(EXTRACTED TEXT)
Well, I’m not sure what else to say / do here. If you or @cgrunenberg ask me for more information, I’ll be happy to provide what I can. As it stands, I’ve described the issue, given steps to replicate it, and posted two videos illustrating it. So while it may work for you, it doesn’t work for me, which is why I’m here asking for help.

I’m seeing the same behaviour.

Downloaded @padillac‘s folder, started MAMP, downloaded via DEVONthink’s Download Manager with settings as in his video. Then set macOS to offline and wondered why it seemed to work over here. However after I turned off MAMP I got this:

Might be that I did something wrong, though, never really used a local server.

The URL protocol is http. That will tell the browser to try to connect to a HTTP server, in this case running on the local machine and listening on port 8888.
If you turn this server off deliberately, what do you expect the browser to do except to report an error?
In my opinion, DT should download a website as a local tree of files. If one wants to see the website locally, the protocol has to be file, the server must be omitted and the rest of the URL must point to a local file: file:///Users/me/Downloads/tree.html. Alternatively, no protocol at all, only a local filename.
All URLs in the local files must also be relative to the local filesystem. An HTTP URL can’t be resolved unless a webserver ist running on the host specified in this URL.
I have no idea how DT is downloading a website locally and what it does with embedded URLs. Therefore I still suggest using a tool like wget.

As a follow up: I just tried it myself. Entered an URL in the Download Manager and selected “Subdirectory (compete)” from the action menu. Which effetively downloaded the whole site (my bad) to my Downloads folder. Internal URLs adjusted and all, no problem viewing it locally (by clicking on the toplevel HTML file in the Finder).
This seems to be different from what the OP did (though he was not very specific in his description).

There are two videos.

Right, I overlooked them because I usually ignore YouTube. However, one can clearly see in the first one that http URLs to a local web server are downloaded. As I just explained, this can not work for offline viewing. As shown in the second video.

I don’t whether it could work, however it seems clear that it should work:

From help:

All links within the site are modified so that they point to the downloaded images or other embedded objects. This ensures that the page/site can be displayed at any time.

(Document layout analysis data)
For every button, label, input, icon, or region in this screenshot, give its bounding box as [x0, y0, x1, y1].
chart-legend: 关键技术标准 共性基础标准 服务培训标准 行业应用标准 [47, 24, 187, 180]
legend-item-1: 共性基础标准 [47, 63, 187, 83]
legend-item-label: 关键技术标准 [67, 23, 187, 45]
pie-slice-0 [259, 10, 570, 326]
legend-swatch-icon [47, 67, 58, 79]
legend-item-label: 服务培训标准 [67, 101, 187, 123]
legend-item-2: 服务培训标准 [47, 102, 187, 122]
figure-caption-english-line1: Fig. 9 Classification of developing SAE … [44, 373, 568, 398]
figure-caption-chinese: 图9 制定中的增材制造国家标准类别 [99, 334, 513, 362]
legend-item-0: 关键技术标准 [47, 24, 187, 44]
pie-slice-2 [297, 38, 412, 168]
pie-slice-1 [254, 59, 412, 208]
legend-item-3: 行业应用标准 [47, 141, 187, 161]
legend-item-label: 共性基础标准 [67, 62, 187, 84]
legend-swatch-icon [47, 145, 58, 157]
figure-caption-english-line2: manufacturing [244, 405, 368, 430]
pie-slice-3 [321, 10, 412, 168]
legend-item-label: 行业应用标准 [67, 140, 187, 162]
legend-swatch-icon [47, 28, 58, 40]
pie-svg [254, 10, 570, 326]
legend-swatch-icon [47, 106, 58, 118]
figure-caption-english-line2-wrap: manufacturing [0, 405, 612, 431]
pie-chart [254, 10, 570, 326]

(PROMPT 1) Repeat the forum discussion about downloading websites for offline viewing, from "This seems to" to "at any time.", with no changes.
(PROMPT 2) Pick up the forum discussion about downloading websites for offline viewing where it stops and continue it.

(TASK ANSWER 1)
This seems to be different from what the OP did (though he was not very specific in his description).

There are two videos.

Right, I overlooked them because I usually ignore YouTube. However, one can clearly see in the first one that http URLs to a local web server are downloaded. As I just explained, this can not work for offline viewing. As shown in the second video.

I don’t whether it could work, however it seems clear that it should work:

From help:

All links within the site are modified so that they point to the downloaded images or other embedded objects. This ensures that the page/site can be displayed at any time.

(TASK ANSWER 2)
The whole paragraph:

Website: Opens the Download Manager and downloads a complete web page/site for archiving and offline viewing. Make sure the download options are set correctly, especially the options that define which links DEVONthink should follow (if any). All links within the site are modified so that they point to the downloaded images or other embedded objects. This ensures that the page/site can be displayed at any time. By default, groups created by the Download Manager are excluded from tagging.

Of course the browser will report an error. However, my understanding based on the documentation and some forum posts from @cgrunenberg is that DEVONthink should use the imported documents when following a link from an imported file. So when I open index.html in DEVONthink and click the link to all.html, it should load the all.html that it has already imported, rather than making a request to the server.

I understand where you’re coming from, I just believe that you aren’t fully aware of the import site / download manager feature.

If I’ve misunderstood how the feature is supposed to work, then fine - but I’d like to hear that directly from @cgrunenberg / @BLUEFROG. They both claim that it works as I expect it to, it just appears to not be working for me or others.

Ahh… I have reproduced the issue here.

I watched the Navigation bar as I hovered over links. It was pointing to my localhost. After shutting off the SimpleHTTPServer, navigation is no longer possible.

The links aren’t pointing to relative links, but still to a server.

Here’s the local structure…

image

Here’s the link…

Do you see the same problem when you import to the filesystem instead of a database? Maybe in the latter case, only bookmarks are imported, not files?